» **REQUEST**
Repeat the records word for word, excluding any picture.

» **RECORDS TO USE**
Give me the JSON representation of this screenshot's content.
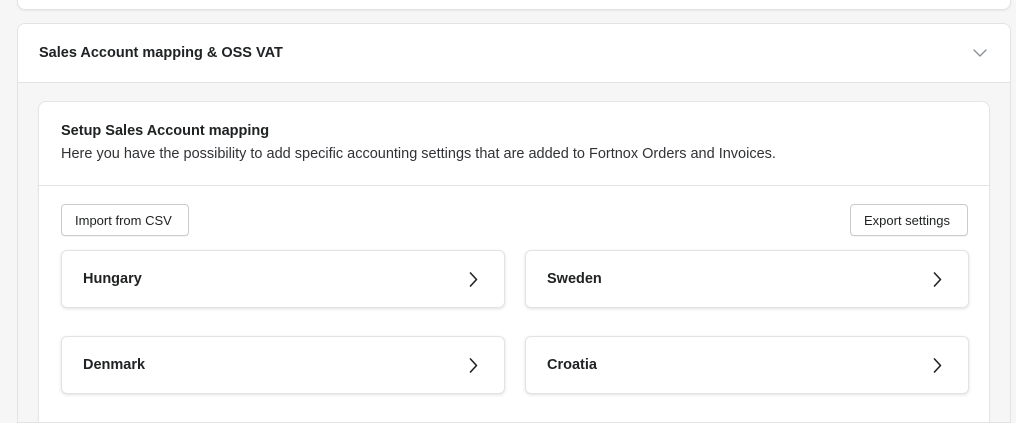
{
  "section": {
    "title": "Sales Account mapping & OSS VAT",
    "collapse_icon": "chevron-down-icon"
  },
  "mapping": {
    "title": "Setup Sales Account mapping",
    "description": "Here you have the possibility to add specific accounting settings that are added to Fortnox Orders and Invoices.",
    "import_label": "Import from CSV",
    "export_label": "Export settings",
    "countries": [
      {
        "label": "Hungary",
        "icon": "chevron-right-icon"
      },
      {
        "label": "Sweden",
        "icon": "chevron-right-icon"
      },
      {
        "label": "Denmark",
        "icon": "chevron-right-icon"
      },
      {
        "label": "Croatia",
        "icon": "chevron-right-icon"
      }
    ]
  },
  "colors": {
    "background": "#f6f6f7",
    "card": "#ffffff",
    "border": "#e1e3e5",
    "text": "#202223"
  }
}
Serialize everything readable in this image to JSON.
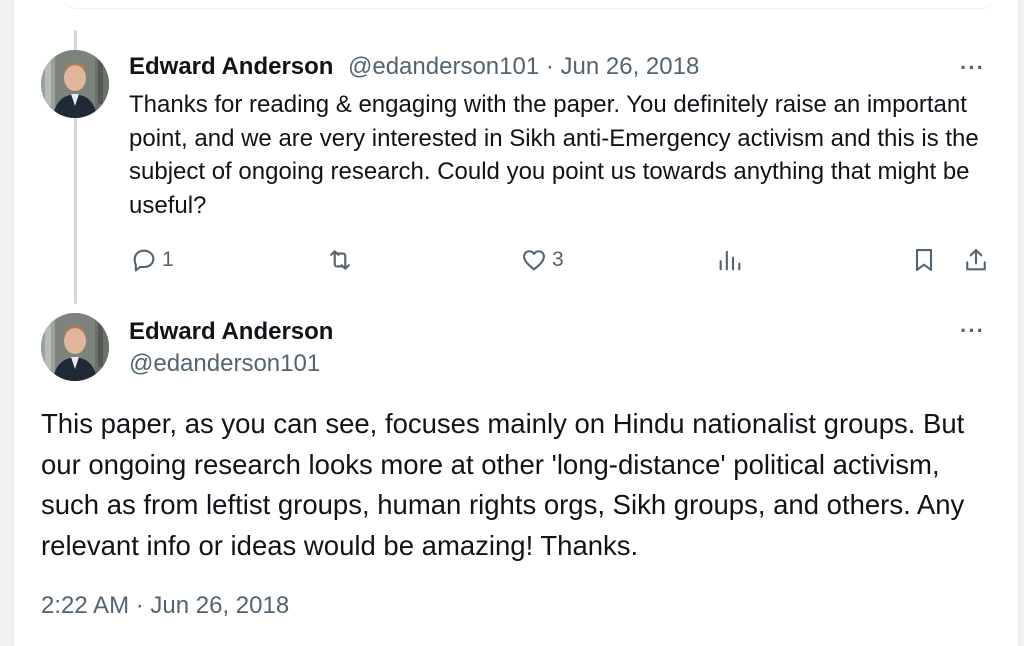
{
  "reply": {
    "author_name": "Edward Anderson",
    "handle": "@edanderson101",
    "separator": "·",
    "date": "Jun 26, 2018",
    "text": "Thanks for reading & engaging with the paper. You definitely raise an important point, and we are very interested in Sikh anti-Emergency activism and this is the subject of ongoing research. Could you point us towards anything that might be useful?",
    "more_label": "···",
    "actions": {
      "reply_count": "1",
      "retweet_count": "",
      "like_count": "3",
      "views_count": ""
    },
    "icons": [
      "reply-icon",
      "retweet-icon",
      "like-icon",
      "views-icon",
      "bookmark-icon",
      "share-icon"
    ]
  },
  "main": {
    "author_name": "Edward Anderson",
    "handle": "@edanderson101",
    "more_label": "···",
    "text": "This paper, as you can see, focuses mainly on Hindu nationalist groups. But our ongoing research looks more at other 'long-distance' political activism, such as from leftist groups, human rights orgs, Sikh groups, and others. Any relevant info or ideas would be amazing! Thanks.",
    "timestamp": "2:22 AM · Jun 26, 2018"
  },
  "colors": {
    "text": "#0f1419",
    "secondary": "#536471",
    "thread_line": "#cfd9de",
    "background": "#ffffff"
  }
}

» **THE RESULT**
Give me the JSON representation of this screenshot's content.
{
  "section": {
    "title": "Sales Account mapping & OSS VAT",
    "collapse_icon": "chevron-down-icon"
  },
  "mapping": {
    "title": "Setup Sales Account mapping",
    "description": "Here you have the possibility to add specific accounting settings that are added to Fortnox Orders and Invoices.",
    "import_label": "Import from CSV",
    "export_label": "Export settings",
    "countries": [
      {
        "label": "Hungary",
        "icon": "chevron-right-icon"
      },
      {
        "label": "Sweden",
        "icon": "chevron-right-icon"
      },
      {
        "label": "Denmark",
        "icon": "chevron-right-icon"
      },
      {
        "label": "Croatia",
        "icon": "chevron-right-icon"
      }
    ]
  },
  "colors": {
    "background": "#f6f6f7",
    "card": "#ffffff",
    "border": "#e1e3e5",
    "text": "#202223"
  }
}
Serialize everything readable in this image to JSON.
{
  "reply": {
    "author_name": "Edward Anderson",
    "handle": "@edanderson101",
    "separator": "·",
    "date": "Jun 26, 2018",
    "text": "Thanks for reading & engaging with the paper. You definitely raise an important point, and we are very interested in Sikh anti-Emergency activism and this is the subject of ongoing research. Could you point us towards anything that might be useful?",
    "more_label": "···",
    "actions": {
      "reply_count": "1",
      "retweet_count": "",
      "like_count": "3",
      "views_count": ""
    },
    "icons": [
      "reply-icon",
      "retweet-icon",
      "like-icon",
      "views-icon",
      "bookmark-icon",
      "share-icon"
    ]
  },
  "main": {
    "author_name": "Edward Anderson",
    "handle": "@edanderson101",
    "more_label": "···",
    "text": "This paper, as you can see, focuses mainly on Hindu nationalist groups. But our ongoing research looks more at other 'long-distance' political activism, such as from leftist groups, human rights orgs, Sikh groups, and others. Any relevant info or ideas would be amazing! Thanks.",
    "timestamp": "2:22 AM · Jun 26, 2018"
  },
  "colors": {
    "text": "#0f1419",
    "secondary": "#536471",
    "thread_line": "#cfd9de",
    "background": "#ffffff"
  }
}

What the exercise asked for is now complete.